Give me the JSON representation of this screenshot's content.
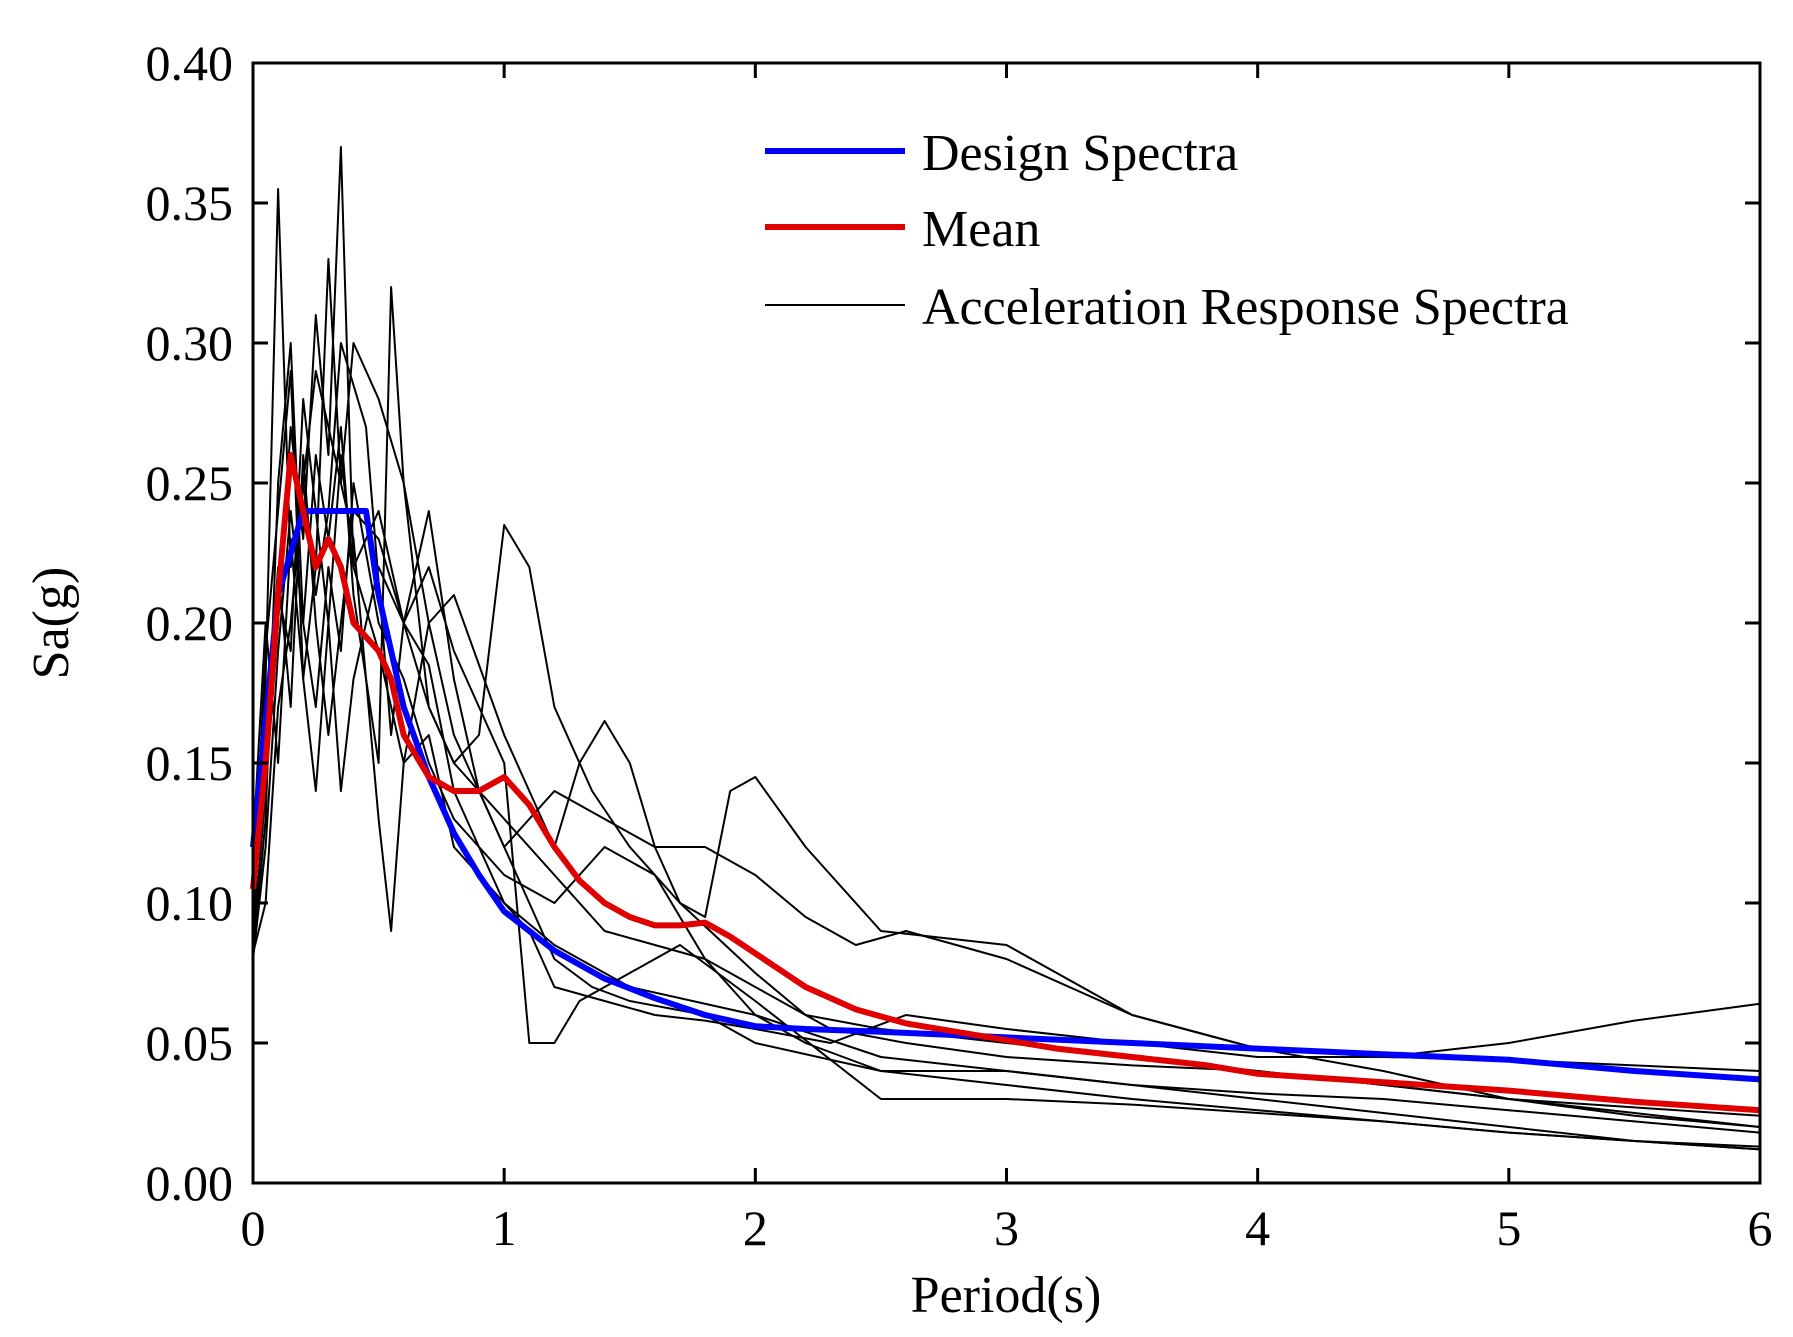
{
  "chart_data": {
    "type": "line",
    "xlabel": "Period(s)",
    "ylabel": "Sa(g)",
    "xlim": [
      0,
      6
    ],
    "ylim": [
      0,
      0.4
    ],
    "xticks": [
      0,
      1,
      2,
      3,
      4,
      5,
      6
    ],
    "yticks": [
      0.0,
      0.05,
      0.1,
      0.15,
      0.2,
      0.25,
      0.3,
      0.35,
      0.4
    ],
    "xtick_labels": [
      "0",
      "1",
      "2",
      "3",
      "4",
      "5",
      "6"
    ],
    "ytick_labels": [
      "0.00",
      "0.05",
      "0.10",
      "0.15",
      "0.20",
      "0.25",
      "0.30",
      "0.35",
      "0.40"
    ],
    "grid": false,
    "legend_position": "top-right",
    "legend": [
      {
        "label": "Design Spectra",
        "color": "#0000ff"
      },
      {
        "label": "Mean",
        "color": "#e00000"
      },
      {
        "label": "Acceleration Response Spectra",
        "color": "#000000"
      }
    ],
    "series": [
      {
        "name": "Design Spectra",
        "role": "design",
        "color": "#0000ff",
        "x": [
          0,
          0.1,
          0.2,
          0.3,
          0.4,
          0.45,
          0.5,
          0.6,
          0.7,
          0.8,
          0.9,
          1.0,
          1.2,
          1.4,
          1.6,
          1.8,
          2.0,
          2.2,
          2.5,
          3.0,
          3.5,
          4.0,
          4.5,
          5.0,
          5.5,
          6.0
        ],
        "y": [
          0.12,
          0.21,
          0.24,
          0.24,
          0.24,
          0.24,
          0.21,
          0.17,
          0.145,
          0.125,
          0.11,
          0.097,
          0.083,
          0.073,
          0.066,
          0.06,
          0.056,
          0.055,
          0.054,
          0.052,
          0.05,
          0.048,
          0.046,
          0.044,
          0.04,
          0.037
        ]
      },
      {
        "name": "Mean",
        "role": "mean",
        "color": "#e00000",
        "x": [
          0,
          0.05,
          0.1,
          0.15,
          0.2,
          0.25,
          0.3,
          0.35,
          0.4,
          0.5,
          0.55,
          0.6,
          0.7,
          0.8,
          0.9,
          1.0,
          1.1,
          1.2,
          1.3,
          1.4,
          1.5,
          1.6,
          1.7,
          1.8,
          1.9,
          2.0,
          2.1,
          2.2,
          2.4,
          2.6,
          2.8,
          3.0,
          3.2,
          3.5,
          3.8,
          4.0,
          4.5,
          5.0,
          5.5,
          6.0
        ],
        "y": [
          0.105,
          0.15,
          0.21,
          0.26,
          0.24,
          0.22,
          0.23,
          0.22,
          0.2,
          0.19,
          0.18,
          0.16,
          0.145,
          0.14,
          0.14,
          0.145,
          0.135,
          0.12,
          0.108,
          0.1,
          0.095,
          0.092,
          0.092,
          0.093,
          0.088,
          0.082,
          0.076,
          0.07,
          0.062,
          0.057,
          0.054,
          0.051,
          0.048,
          0.045,
          0.042,
          0.039,
          0.036,
          0.033,
          0.029,
          0.026
        ]
      },
      {
        "role": "record",
        "color": "#000000",
        "x": [
          0,
          0.05,
          0.1,
          0.15,
          0.2,
          0.25,
          0.3,
          0.35,
          0.4,
          0.5,
          0.6,
          0.7,
          0.8,
          1.0,
          1.2,
          1.5,
          2.0,
          2.5,
          3.0,
          3.5,
          4.0,
          4.5,
          5.0,
          5.5,
          6.0
        ],
        "y": [
          0.085,
          0.14,
          0.2,
          0.27,
          0.23,
          0.31,
          0.26,
          0.37,
          0.22,
          0.19,
          0.15,
          0.16,
          0.12,
          0.1,
          0.085,
          0.07,
          0.06,
          0.045,
          0.04,
          0.035,
          0.03,
          0.025,
          0.02,
          0.015,
          0.012
        ]
      },
      {
        "role": "record",
        "color": "#000000",
        "x": [
          0,
          0.05,
          0.1,
          0.15,
          0.2,
          0.25,
          0.3,
          0.35,
          0.45,
          0.55,
          0.6,
          0.7,
          0.8,
          0.9,
          1.0,
          1.1,
          1.2,
          1.35,
          1.5,
          1.8,
          2.0,
          2.5,
          3.0,
          3.5,
          4.0,
          4.5,
          5.0,
          5.5,
          6.0
        ],
        "y": [
          0.09,
          0.18,
          0.355,
          0.22,
          0.25,
          0.21,
          0.24,
          0.3,
          0.27,
          0.16,
          0.2,
          0.24,
          0.18,
          0.14,
          0.12,
          0.1,
          0.08,
          0.07,
          0.065,
          0.06,
          0.05,
          0.04,
          0.035,
          0.03,
          0.026,
          0.022,
          0.018,
          0.015,
          0.012
        ]
      },
      {
        "role": "record",
        "color": "#000000",
        "x": [
          0,
          0.05,
          0.1,
          0.15,
          0.2,
          0.25,
          0.3,
          0.35,
          0.4,
          0.5,
          0.55,
          0.6,
          0.7,
          0.8,
          0.9,
          1.0,
          1.1,
          1.2,
          1.35,
          1.5,
          1.7,
          2.0,
          2.2,
          2.5,
          3.0,
          3.5,
          4.0,
          4.5,
          5.0,
          5.5,
          6.0
        ],
        "y": [
          0.08,
          0.13,
          0.25,
          0.3,
          0.2,
          0.26,
          0.23,
          0.27,
          0.21,
          0.15,
          0.32,
          0.25,
          0.17,
          0.15,
          0.16,
          0.235,
          0.22,
          0.17,
          0.14,
          0.12,
          0.1,
          0.075,
          0.06,
          0.055,
          0.05,
          0.045,
          0.04,
          0.035,
          0.03,
          0.027,
          0.024
        ]
      },
      {
        "role": "record",
        "color": "#000000",
        "x": [
          0,
          0.05,
          0.1,
          0.15,
          0.2,
          0.25,
          0.3,
          0.35,
          0.4,
          0.5,
          0.55,
          0.6,
          0.7,
          0.8,
          1.0,
          1.1,
          1.2,
          1.3,
          1.4,
          1.5,
          1.6,
          1.7,
          1.8,
          1.9,
          2.0,
          2.2,
          2.5,
          3.0,
          3.5,
          4.0,
          4.5,
          5.0,
          5.5,
          6.0
        ],
        "y": [
          0.1,
          0.19,
          0.24,
          0.29,
          0.18,
          0.22,
          0.33,
          0.25,
          0.23,
          0.13,
          0.09,
          0.15,
          0.2,
          0.21,
          0.16,
          0.14,
          0.12,
          0.15,
          0.165,
          0.15,
          0.12,
          0.1,
          0.095,
          0.14,
          0.145,
          0.12,
          0.09,
          0.085,
          0.06,
          0.048,
          0.045,
          0.044,
          0.042,
          0.04
        ]
      },
      {
        "role": "record",
        "color": "#000000",
        "x": [
          0,
          0.05,
          0.1,
          0.15,
          0.2,
          0.25,
          0.3,
          0.35,
          0.4,
          0.5,
          0.6,
          0.7,
          0.8,
          0.9,
          1.0,
          1.1,
          1.2,
          1.3,
          1.5,
          1.7,
          2.0,
          2.5,
          3.0,
          3.5,
          4.0,
          4.5,
          5.0,
          5.5,
          6.0
        ],
        "y": [
          0.09,
          0.16,
          0.21,
          0.19,
          0.28,
          0.24,
          0.2,
          0.26,
          0.22,
          0.24,
          0.2,
          0.22,
          0.19,
          0.17,
          0.15,
          0.05,
          0.05,
          0.065,
          0.075,
          0.085,
          0.065,
          0.03,
          0.03,
          0.028,
          0.025,
          0.022,
          0.018,
          0.015,
          0.013
        ]
      },
      {
        "role": "record",
        "color": "#000000",
        "x": [
          0,
          0.05,
          0.1,
          0.15,
          0.2,
          0.25,
          0.3,
          0.35,
          0.4,
          0.5,
          0.6,
          0.7,
          0.8,
          0.9,
          1.0,
          1.2,
          1.4,
          1.6,
          1.8,
          2.0,
          2.2,
          2.4,
          2.6,
          3.0,
          3.5,
          4.0,
          4.5,
          5.0,
          5.5,
          6.0
        ],
        "y": [
          0.082,
          0.1,
          0.17,
          0.2,
          0.25,
          0.29,
          0.27,
          0.25,
          0.3,
          0.28,
          0.25,
          0.2,
          0.16,
          0.14,
          0.12,
          0.14,
          0.13,
          0.12,
          0.12,
          0.11,
          0.095,
          0.085,
          0.09,
          0.08,
          0.06,
          0.048,
          0.04,
          0.03,
          0.025,
          0.02
        ]
      },
      {
        "role": "record",
        "color": "#000000",
        "x": [
          0,
          0.05,
          0.1,
          0.15,
          0.2,
          0.25,
          0.3,
          0.35,
          0.4,
          0.5,
          0.6,
          0.7,
          0.8,
          0.9,
          1.0,
          1.1,
          1.2,
          1.4,
          1.6,
          1.8,
          2.0,
          2.3,
          2.6,
          3.0,
          3.5,
          4.0,
          4.5,
          5.0,
          5.5,
          6.0
        ],
        "y": [
          0.12,
          0.2,
          0.15,
          0.23,
          0.18,
          0.14,
          0.2,
          0.14,
          0.18,
          0.22,
          0.2,
          0.185,
          0.14,
          0.12,
          0.1,
          0.09,
          0.07,
          0.065,
          0.06,
          0.058,
          0.055,
          0.05,
          0.06,
          0.055,
          0.05,
          0.045,
          0.045,
          0.05,
          0.058,
          0.064
        ]
      },
      {
        "role": "record",
        "color": "#000000",
        "x": [
          0,
          0.05,
          0.1,
          0.15,
          0.2,
          0.25,
          0.3,
          0.35,
          0.4,
          0.5,
          0.6,
          0.7,
          0.8,
          0.9,
          1.0,
          1.2,
          1.4,
          1.6,
          1.8,
          2.0,
          2.3,
          2.6,
          3.0,
          3.5,
          4.0,
          4.5,
          5.0,
          5.5,
          6.0
        ],
        "y": [
          0.13,
          0.16,
          0.22,
          0.17,
          0.26,
          0.2,
          0.16,
          0.2,
          0.24,
          0.23,
          0.2,
          0.17,
          0.15,
          0.14,
          0.13,
          0.11,
          0.09,
          0.085,
          0.08,
          0.07,
          0.055,
          0.05,
          0.045,
          0.042,
          0.04,
          0.035,
          0.03,
          0.024,
          0.02
        ]
      },
      {
        "role": "record",
        "color": "#000000",
        "x": [
          0,
          0.05,
          0.1,
          0.15,
          0.2,
          0.25,
          0.3,
          0.35,
          0.4,
          0.5,
          0.6,
          0.7,
          0.8,
          1.0,
          1.2,
          1.4,
          1.6,
          1.8,
          2.0,
          2.2,
          2.5,
          3.0,
          3.5,
          4.0,
          4.5,
          5.0,
          5.5,
          6.0
        ],
        "y": [
          0.08,
          0.12,
          0.19,
          0.24,
          0.2,
          0.17,
          0.22,
          0.19,
          0.25,
          0.2,
          0.18,
          0.15,
          0.13,
          0.11,
          0.1,
          0.12,
          0.11,
          0.08,
          0.06,
          0.05,
          0.04,
          0.04,
          0.035,
          0.032,
          0.03,
          0.026,
          0.022,
          0.018
        ]
      }
    ]
  }
}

Task objective » Report how many lines in the data include the word "Spectra", and give nothing but the count.

Solution » 3